**Stored data:**
________________________________________

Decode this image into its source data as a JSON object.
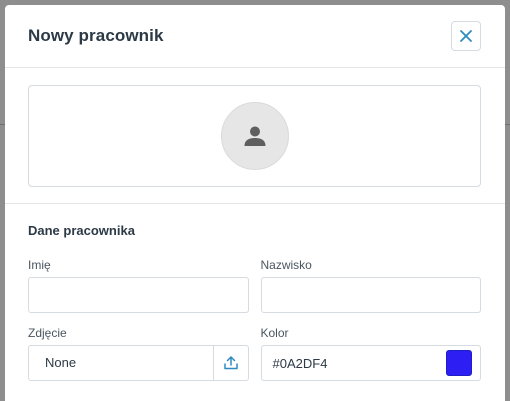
{
  "modal": {
    "title": "Nowy pracownik",
    "close_icon": "close-icon"
  },
  "photo": {
    "avatar_icon": "user-icon"
  },
  "form": {
    "section_title": "Dane pracownika",
    "first_name": {
      "label": "Imię",
      "value": ""
    },
    "last_name": {
      "label": "Nazwisko",
      "value": ""
    },
    "photo_field": {
      "label": "Zdjęcie",
      "value": "None",
      "upload_icon": "upload-icon"
    },
    "color_field": {
      "label": "Kolor",
      "value": "#0A2DF4",
      "swatch_color": "#2d1ff4"
    }
  },
  "colors": {
    "accent": "#2e8bc0",
    "overlay": "#8e8e8e"
  }
}
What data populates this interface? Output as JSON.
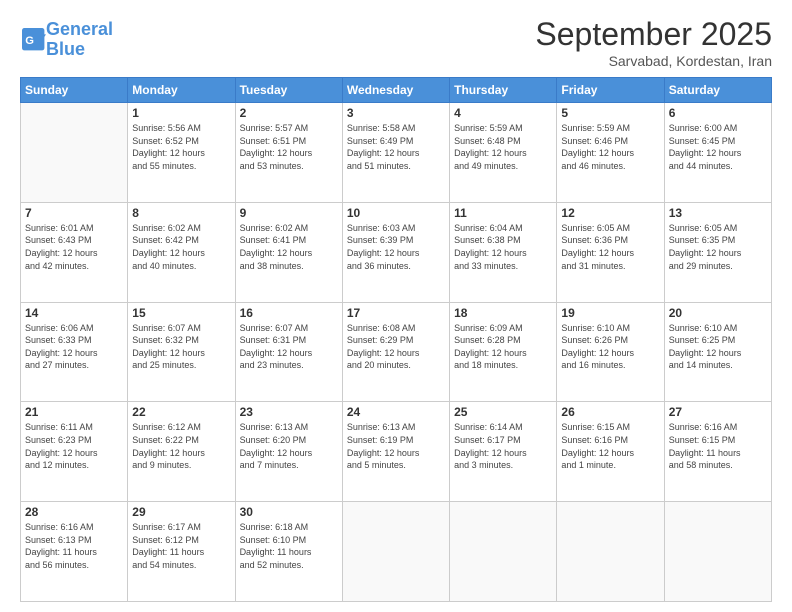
{
  "logo": {
    "line1": "General",
    "line2": "Blue"
  },
  "header": {
    "month": "September 2025",
    "location": "Sarvabad, Kordestan, Iran"
  },
  "weekdays": [
    "Sunday",
    "Monday",
    "Tuesday",
    "Wednesday",
    "Thursday",
    "Friday",
    "Saturday"
  ],
  "weeks": [
    [
      {
        "day": "",
        "info": ""
      },
      {
        "day": "1",
        "info": "Sunrise: 5:56 AM\nSunset: 6:52 PM\nDaylight: 12 hours\nand 55 minutes."
      },
      {
        "day": "2",
        "info": "Sunrise: 5:57 AM\nSunset: 6:51 PM\nDaylight: 12 hours\nand 53 minutes."
      },
      {
        "day": "3",
        "info": "Sunrise: 5:58 AM\nSunset: 6:49 PM\nDaylight: 12 hours\nand 51 minutes."
      },
      {
        "day": "4",
        "info": "Sunrise: 5:59 AM\nSunset: 6:48 PM\nDaylight: 12 hours\nand 49 minutes."
      },
      {
        "day": "5",
        "info": "Sunrise: 5:59 AM\nSunset: 6:46 PM\nDaylight: 12 hours\nand 46 minutes."
      },
      {
        "day": "6",
        "info": "Sunrise: 6:00 AM\nSunset: 6:45 PM\nDaylight: 12 hours\nand 44 minutes."
      }
    ],
    [
      {
        "day": "7",
        "info": "Sunrise: 6:01 AM\nSunset: 6:43 PM\nDaylight: 12 hours\nand 42 minutes."
      },
      {
        "day": "8",
        "info": "Sunrise: 6:02 AM\nSunset: 6:42 PM\nDaylight: 12 hours\nand 40 minutes."
      },
      {
        "day": "9",
        "info": "Sunrise: 6:02 AM\nSunset: 6:41 PM\nDaylight: 12 hours\nand 38 minutes."
      },
      {
        "day": "10",
        "info": "Sunrise: 6:03 AM\nSunset: 6:39 PM\nDaylight: 12 hours\nand 36 minutes."
      },
      {
        "day": "11",
        "info": "Sunrise: 6:04 AM\nSunset: 6:38 PM\nDaylight: 12 hours\nand 33 minutes."
      },
      {
        "day": "12",
        "info": "Sunrise: 6:05 AM\nSunset: 6:36 PM\nDaylight: 12 hours\nand 31 minutes."
      },
      {
        "day": "13",
        "info": "Sunrise: 6:05 AM\nSunset: 6:35 PM\nDaylight: 12 hours\nand 29 minutes."
      }
    ],
    [
      {
        "day": "14",
        "info": "Sunrise: 6:06 AM\nSunset: 6:33 PM\nDaylight: 12 hours\nand 27 minutes."
      },
      {
        "day": "15",
        "info": "Sunrise: 6:07 AM\nSunset: 6:32 PM\nDaylight: 12 hours\nand 25 minutes."
      },
      {
        "day": "16",
        "info": "Sunrise: 6:07 AM\nSunset: 6:31 PM\nDaylight: 12 hours\nand 23 minutes."
      },
      {
        "day": "17",
        "info": "Sunrise: 6:08 AM\nSunset: 6:29 PM\nDaylight: 12 hours\nand 20 minutes."
      },
      {
        "day": "18",
        "info": "Sunrise: 6:09 AM\nSunset: 6:28 PM\nDaylight: 12 hours\nand 18 minutes."
      },
      {
        "day": "19",
        "info": "Sunrise: 6:10 AM\nSunset: 6:26 PM\nDaylight: 12 hours\nand 16 minutes."
      },
      {
        "day": "20",
        "info": "Sunrise: 6:10 AM\nSunset: 6:25 PM\nDaylight: 12 hours\nand 14 minutes."
      }
    ],
    [
      {
        "day": "21",
        "info": "Sunrise: 6:11 AM\nSunset: 6:23 PM\nDaylight: 12 hours\nand 12 minutes."
      },
      {
        "day": "22",
        "info": "Sunrise: 6:12 AM\nSunset: 6:22 PM\nDaylight: 12 hours\nand 9 minutes."
      },
      {
        "day": "23",
        "info": "Sunrise: 6:13 AM\nSunset: 6:20 PM\nDaylight: 12 hours\nand 7 minutes."
      },
      {
        "day": "24",
        "info": "Sunrise: 6:13 AM\nSunset: 6:19 PM\nDaylight: 12 hours\nand 5 minutes."
      },
      {
        "day": "25",
        "info": "Sunrise: 6:14 AM\nSunset: 6:17 PM\nDaylight: 12 hours\nand 3 minutes."
      },
      {
        "day": "26",
        "info": "Sunrise: 6:15 AM\nSunset: 6:16 PM\nDaylight: 12 hours\nand 1 minute."
      },
      {
        "day": "27",
        "info": "Sunrise: 6:16 AM\nSunset: 6:15 PM\nDaylight: 11 hours\nand 58 minutes."
      }
    ],
    [
      {
        "day": "28",
        "info": "Sunrise: 6:16 AM\nSunset: 6:13 PM\nDaylight: 11 hours\nand 56 minutes."
      },
      {
        "day": "29",
        "info": "Sunrise: 6:17 AM\nSunset: 6:12 PM\nDaylight: 11 hours\nand 54 minutes."
      },
      {
        "day": "30",
        "info": "Sunrise: 6:18 AM\nSunset: 6:10 PM\nDaylight: 11 hours\nand 52 minutes."
      },
      {
        "day": "",
        "info": ""
      },
      {
        "day": "",
        "info": ""
      },
      {
        "day": "",
        "info": ""
      },
      {
        "day": "",
        "info": ""
      }
    ]
  ]
}
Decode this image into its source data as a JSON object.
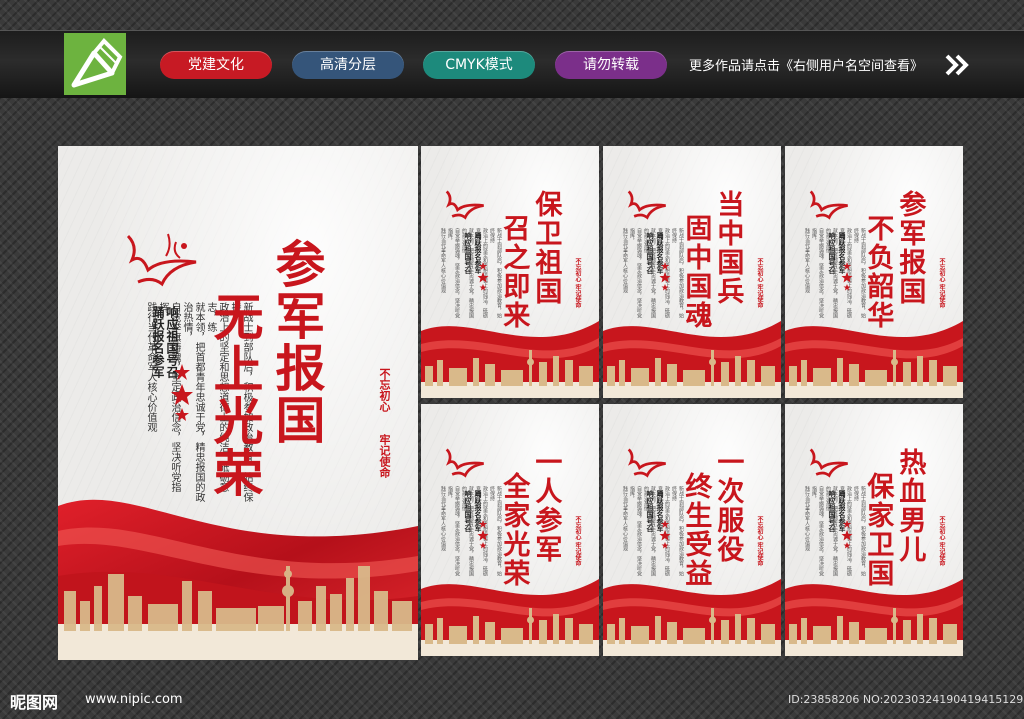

________________________________________

**Set task:** Copy all the data exactly as written, but skip any picture.

**Solution for this exercise:**
Decode this image into its source data as a JSON object.
{
  "modal": {
    "title": "Nowy pracownik",
    "close_icon": "close-icon"
  },
  "photo": {
    "avatar_icon": "user-icon"
  },
  "form": {
    "section_title": "Dane pracownika",
    "first_name": {
      "label": "Imię",
      "value": ""
    },
    "last_name": {
      "label": "Nazwisko",
      "value": ""
    },
    "photo_field": {
      "label": "Zdjęcie",
      "value": "None",
      "upload_icon": "upload-icon"
    },
    "color_field": {
      "label": "Kolor",
      "value": "#0A2DF4",
      "swatch_color": "#2d1ff4"
    }
  },
  "colors": {
    "accent": "#2e8bc0",
    "overlay": "#8e8e8e"
  }
}
What data populates this interface? Output as JSON.
{
  "logo": {
    "line1": "General",
    "line2": "Blue"
  },
  "header": {
    "month": "September 2025",
    "location": "Sarvabad, Kordestan, Iran"
  },
  "weekdays": [
    "Sunday",
    "Monday",
    "Tuesday",
    "Wednesday",
    "Thursday",
    "Friday",
    "Saturday"
  ],
  "weeks": [
    [
      {
        "day": "",
        "info": ""
      },
      {
        "day": "1",
        "info": "Sunrise: 5:56 AM\nSunset: 6:52 PM\nDaylight: 12 hours\nand 55 minutes."
      },
      {
        "day": "2",
        "info": "Sunrise: 5:57 AM\nSunset: 6:51 PM\nDaylight: 12 hours\nand 53 minutes."
      },
      {
        "day": "3",
        "info": "Sunrise: 5:58 AM\nSunset: 6:49 PM\nDaylight: 12 hours\nand 51 minutes."
      },
      {
        "day": "4",
        "info": "Sunrise: 5:59 AM\nSunset: 6:48 PM\nDaylight: 12 hours\nand 49 minutes."
      },
      {
        "day": "5",
        "info": "Sunrise: 5:59 AM\nSunset: 6:46 PM\nDaylight: 12 hours\nand 46 minutes."
      },
      {
        "day": "6",
        "info": "Sunrise: 6:00 AM\nSunset: 6:45 PM\nDaylight: 12 hours\nand 44 minutes."
      }
    ],
    [
      {
        "day": "7",
        "info": "Sunrise: 6:01 AM\nSunset: 6:43 PM\nDaylight: 12 hours\nand 42 minutes."
      },
      {
        "day": "8",
        "info": "Sunrise: 6:02 AM\nSunset: 6:42 PM\nDaylight: 12 hours\nand 40 minutes."
      },
      {
        "day": "9",
        "info": "Sunrise: 6:02 AM\nSunset: 6:41 PM\nDaylight: 12 hours\nand 38 minutes."
      },
      {
        "day": "10",
        "info": "Sunrise: 6:03 AM\nSunset: 6:39 PM\nDaylight: 12 hours\nand 36 minutes."
      },
      {
        "day": "11",
        "info": "Sunrise: 6:04 AM\nSunset: 6:38 PM\nDaylight: 12 hours\nand 33 minutes."
      },
      {
        "day": "12",
        "info": "Sunrise: 6:05 AM\nSunset: 6:36 PM\nDaylight: 12 hours\nand 31 minutes."
      },
      {
        "day": "13",
        "info": "Sunrise: 6:05 AM\nSunset: 6:35 PM\nDaylight: 12 hours\nand 29 minutes."
      }
    ],
    [
      {
        "day": "14",
        "info": "Sunrise: 6:06 AM\nSunset: 6:33 PM\nDaylight: 12 hours\nand 27 minutes."
      },
      {
        "day": "15",
        "info": "Sunrise: 6:07 AM\nSunset: 6:32 PM\nDaylight: 12 hours\nand 25 minutes."
      },
      {
        "day": "16",
        "info": "Sunrise: 6:07 AM\nSunset: 6:31 PM\nDaylight: 12 hours\nand 23 minutes."
      },
      {
        "day": "17",
        "info": "Sunrise: 6:08 AM\nSunset: 6:29 PM\nDaylight: 12 hours\nand 20 minutes."
      },
      {
        "day": "18",
        "info": "Sunrise: 6:09 AM\nSunset: 6:28 PM\nDaylight: 12 hours\nand 18 minutes."
      },
      {
        "day": "19",
        "info": "Sunrise: 6:10 AM\nSunset: 6:26 PM\nDaylight: 12 hours\nand 16 minutes."
      },
      {
        "day": "20",
        "info": "Sunrise: 6:10 AM\nSunset: 6:25 PM\nDaylight: 12 hours\nand 14 minutes."
      }
    ],
    [
      {
        "day": "21",
        "info": "Sunrise: 6:11 AM\nSunset: 6:23 PM\nDaylight: 12 hours\nand 12 minutes."
      },
      {
        "day": "22",
        "info": "Sunrise: 6:12 AM\nSunset: 6:22 PM\nDaylight: 12 hours\nand 9 minutes."
      },
      {
        "day": "23",
        "info": "Sunrise: 6:13 AM\nSunset: 6:20 PM\nDaylight: 12 hours\nand 7 minutes."
      },
      {
        "day": "24",
        "info": "Sunrise: 6:13 AM\nSunset: 6:19 PM\nDaylight: 12 hours\nand 5 minutes."
      },
      {
        "day": "25",
        "info": "Sunrise: 6:14 AM\nSunset: 6:17 PM\nDaylight: 12 hours\nand 3 minutes."
      },
      {
        "day": "26",
        "info": "Sunrise: 6:15 AM\nSunset: 6:16 PM\nDaylight: 12 hours\nand 1 minute."
      },
      {
        "day": "27",
        "info": "Sunrise: 6:16 AM\nSunset: 6:15 PM\nDaylight: 11 hours\nand 58 minutes."
      }
    ],
    [
      {
        "day": "28",
        "info": "Sunrise: 6:16 AM\nSunset: 6:13 PM\nDaylight: 11 hours\nand 56 minutes."
      },
      {
        "day": "29",
        "info": "Sunrise: 6:17 AM\nSunset: 6:12 PM\nDaylight: 11 hours\nand 54 minutes."
      },
      {
        "day": "30",
        "info": "Sunrise: 6:18 AM\nSunset: 6:10 PM\nDaylight: 11 hours\nand 52 minutes."
      },
      {
        "day": "",
        "info": ""
      },
      {
        "day": "",
        "info": ""
      },
      {
        "day": "",
        "info": ""
      },
      {
        "day": "",
        "info": ""
      }
    ]
  ]
}
Decode this image into its source data as a JSON object.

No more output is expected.